WHAT YOU SHOULD DO
In the data below, find every line with the string "龙家沟村" and pull it out.

GIVEN DATA

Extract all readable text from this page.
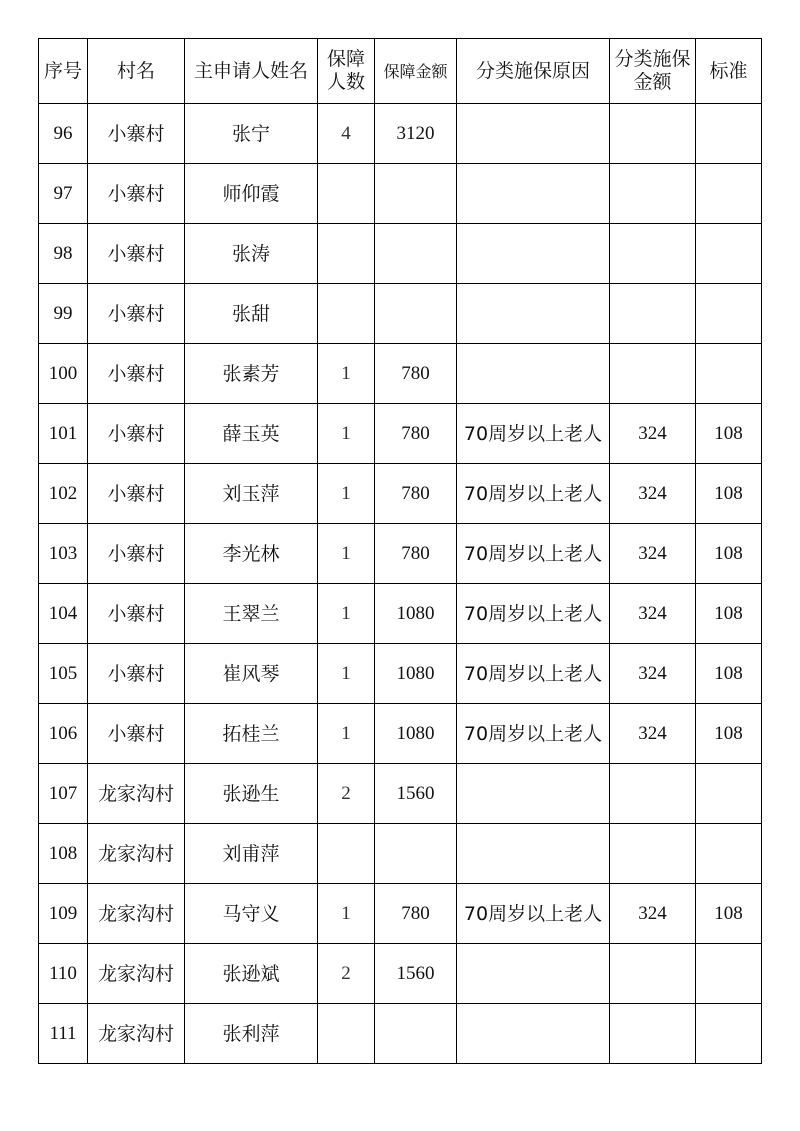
序号	村名	主申请人姓名	保障人数	保障金额	分类施保原因	分类施保金额	标准
96	小寨村	张宁	4	3120			
97	小寨村	师仰霞					
98	小寨村	张涛					
99	小寨村	张甜					
100	小寨村	张素芳	1	780			
101	小寨村	薛玉英	1	780	70周岁以上老人	324	108
102	小寨村	刘玉萍	1	780	70周岁以上老人	324	108
103	小寨村	李光林	1	780	70周岁以上老人	324	108
104	小寨村	王翠兰	1	1080	70周岁以上老人	324	108
105	小寨村	崔风琴	1	1080	70周岁以上老人	324	108
106	小寨村	拓桂兰	1	1080	70周岁以上老人	324	108
107	龙家沟村	张逊生	2	1560			
108	龙家沟村	刘甫萍					
109	龙家沟村	马守义	1	780	70周岁以上老人	324	108
110	龙家沟村	张逊斌	2	1560			
111	龙家沟村	张利萍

EXERCISE ANSWER
107	龙家沟村	张逊生	2	1560			
108	龙家沟村	刘甫萍					
109	龙家沟村	马守义	1	780	70周岁以上老人	324	108
110	龙家沟村	张逊斌	2	1560			
111	龙家沟村	张利萍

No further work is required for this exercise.